→ RECORDS:
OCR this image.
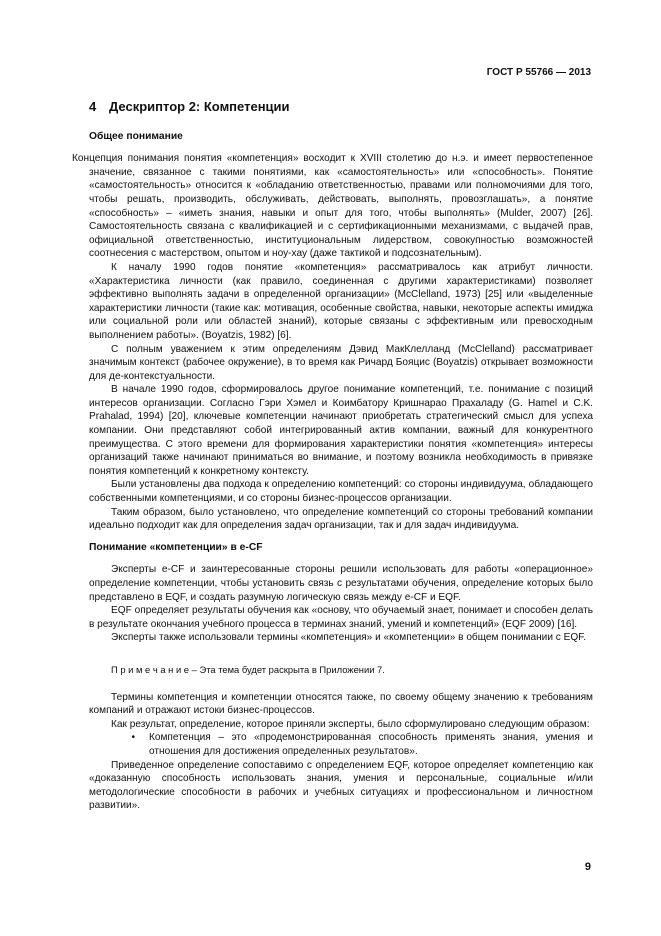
ГОСТ Р 55766 — 2013
4 Дескриптор 2: Компетенции
Общее понимание

Концепция понимания понятия «компетенция» восходит к XVIII столетию до н.э. и имеет первостепенное значение, связанное с такими понятиями, как «самостоятельность» или «способность». Понятие «самостоятельность» относится к «обладанию ответственностью, правами или полномочиями для того, чтобы решать, производить, обслуживать, действовать, выполнять, провозглашать», а понятие «способность» – «иметь знания, навыки и опыт для того, чтобы выполнять» (Mulder, 2007) [26]. Самостоятельность связана с квалификацией и с сертификационными механизмами, с выдачей прав, официальной ответственностью, институциональным лидерством, совокупностью возможностей соотнесения с мастерством, опытом и ноу-хау (даже тактикой и подсознательным).

К началу 1990 годов понятие «компетенция» рассматривалось как атрибут личности. «Характеристика личности (как правило, соединенная с другими характеристиками) позволяет эффективно выполнять задачи в определенной организации» (McClelland, 1973) [25] или «выделенные характеристики личности (такие как: мотивация, особенные свойства, навыки, некоторые аспекты имиджа или социальной роли или областей знаний), которые связаны с эффективным или превосходным выполнением работы». (Boyatzis, 1982) [6].

С полным уважением к этим определениям Дэвид МакКлелланд (McClelland) рассматривает значимым контекст (рабочее окружение), в то время как Ричард Бояцис (Boyatzis) открывает возможности для де-контекстуальности.

В начале 1990 годов, сформировалось другое понимание компетенций, т.е. понимание с позиций интересов организации. Согласно Гэри Хэмел и Коимбатору Кришнарао Прахаладу (G. Hamel и C.K. Prahalad, 1994) [20], ключевые компетенции начинают приобретать стратегический смысл для успеха компании. Они представляют собой интегрированный актив компании, важный для конкурентного преимущества. С этого времени для формирования характеристики понятия «компетенция» интересы организаций также начинают приниматься во внимание, и поэтому возникла необходимость в привязке понятия компетенций к конкретному контексту.

Были установлены два подхода к определению компетенций: со стороны индивидуума, обладающего собственными компетенциями, и со стороны бизнес-процессов организации.

Таким образом, было установлено, что определение компетенций со стороны требований компании идеально подходит как для определения задач организации, так и для задач индивидуума.

Понимание «компетенции» в e-CF

Эксперты e-CF и заинтересованные стороны решили использовать для работы «операционное» определение компетенции, чтобы установить связь с результатами обучения, определение которых было представлено в EQF, и создать разумную логическую связь между e-CF и EQF.

EQF определяет результаты обучения как «основу, что обучаемый знает, понимает и способен делать в результате окончания учебного процесса в терминах знаний, умений и компетенций» (EQF 2009) [16].

Эксперты также использовали термины «компетенция» и «компетенции» в общем понимании с EQF.

П р и м е ч а н и е – Эта тема будет раскрыта в Приложении 7.

Термины компетенция и компетенции относятся также, по своему общему значению к требованиям компаний и отражают истоки бизнес-процессов.

Как результат, определение, которое приняли эксперты, было сформулировано следующим образом:

•	Компетенция – это «продемонстрированная способность применять знания, умения и отношения для достижения определенных результатов».

Приведенное определение сопоставимо с определением EQF, которое определяет компетенцию как «доказанную способность использовать знания, умения и персональные, социальные и/или методологические способности в рабочих и учебных ситуациях и профессиональном и личностном развитии».

9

→ INSTRUCTIONS FOR THE TASK:
Exclude the pictures and repeat every other part of the records word for word.

→ SOLVED EXERCISE:
OCR this image.
ГОСТ Р 55766 — 2013
4 Дескриптор 2: Компетенции
Общее понимание

Концепция понимания понятия «компетенция» восходит к XVIII столетию до н.э. и имеет первостепенное значение, связанное с такими понятиями, как «самостоятельность» или «способность». Понятие «самостоятельность» относится к «обладанию ответственностью, правами или полномочиями для того, чтобы решать, производить, обслуживать, действовать, выполнять, провозглашать», а понятие «способность» – «иметь знания, навыки и опыт для того, чтобы выполнять» (Mulder, 2007) [26]. Самостоятельность связана с квалификацией и с сертификационными механизмами, с выдачей прав, официальной ответственностью, институциональным лидерством, совокупностью возможностей соотнесения с мастерством, опытом и ноу-хау (даже тактикой и подсознательным).

К началу 1990 годов понятие «компетенция» рассматривалось как атрибут личности. «Характеристика личности (как правило, соединенная с другими характеристиками) позволяет эффективно выполнять задачи в определенной организации» (McClelland, 1973) [25] или «выделенные характеристики личности (такие как: мотивация, особенные свойства, навыки, некоторые аспекты имиджа или социальной роли или областей знаний), которые связаны с эффективным или превосходным выполнением работы». (Boyatzis, 1982) [6].

С полным уважением к этим определениям Дэвид МакКлелланд (McClelland) рассматривает значимым контекст (рабочее окружение), в то время как Ричард Бояцис (Boyatzis) открывает возможности для де-контекстуальности.

В начале 1990 годов, сформировалось другое понимание компетенций, т.е. понимание с позиций интересов организации. Согласно Гэри Хэмел и Коимбатору Кришнарао Прахаладу (G. Hamel и C.K. Prahalad, 1994) [20], ключевые компетенции начинают приобретать стратегический смысл для успеха компании. Они представляют собой интегрированный актив компании, важный для конкурентного преимущества. С этого времени для формирования характеристики понятия «компетенция» интересы организаций также начинают приниматься во внимание, и поэтому возникла необходимость в привязке понятия компетенций к конкретному контексту.

Были установлены два подхода к определению компетенций: со стороны индивидуума, обладающего собственными компетенциями, и со стороны бизнес-процессов организации.

Таким образом, было установлено, что определение компетенций со стороны требований компании идеально подходит как для определения задач организации, так и для задач индивидуума.

Понимание «компетенции» в e-CF

Эксперты e-CF и заинтересованные стороны решили использовать для работы «операционное» определение компетенции, чтобы установить связь с результатами обучения, определение которых было представлено в EQF, и создать разумную логическую связь между e-CF и EQF.

EQF определяет результаты обучения как «основу, что обучаемый знает, понимает и способен делать в результате окончания учебного процесса в терминах знаний, умений и компетенций» (EQF 2009) [16].

Эксперты также использовали термины «компетенция» и «компетенции» в общем понимании с EQF.

П р и м е ч а н и е – Эта тема будет раскрыта в Приложении 7.

Термины компетенция и компетенции относятся также, по своему общему значению к требованиям компаний и отражают истоки бизнес-процессов.

Как результат, определение, которое приняли эксперты, было сформулировано следующим образом:

•	Компетенция – это «продемонстрированная способность применять знания, умения и отношения для достижения определенных результатов».

Приведенное определение сопоставимо с определением EQF, которое определяет компетенцию как «доказанную способность использовать знания, умения и персональные, социальные и/или методологические способности в рабочих и учебных ситуациях и профессиональном и личностном развитии».

9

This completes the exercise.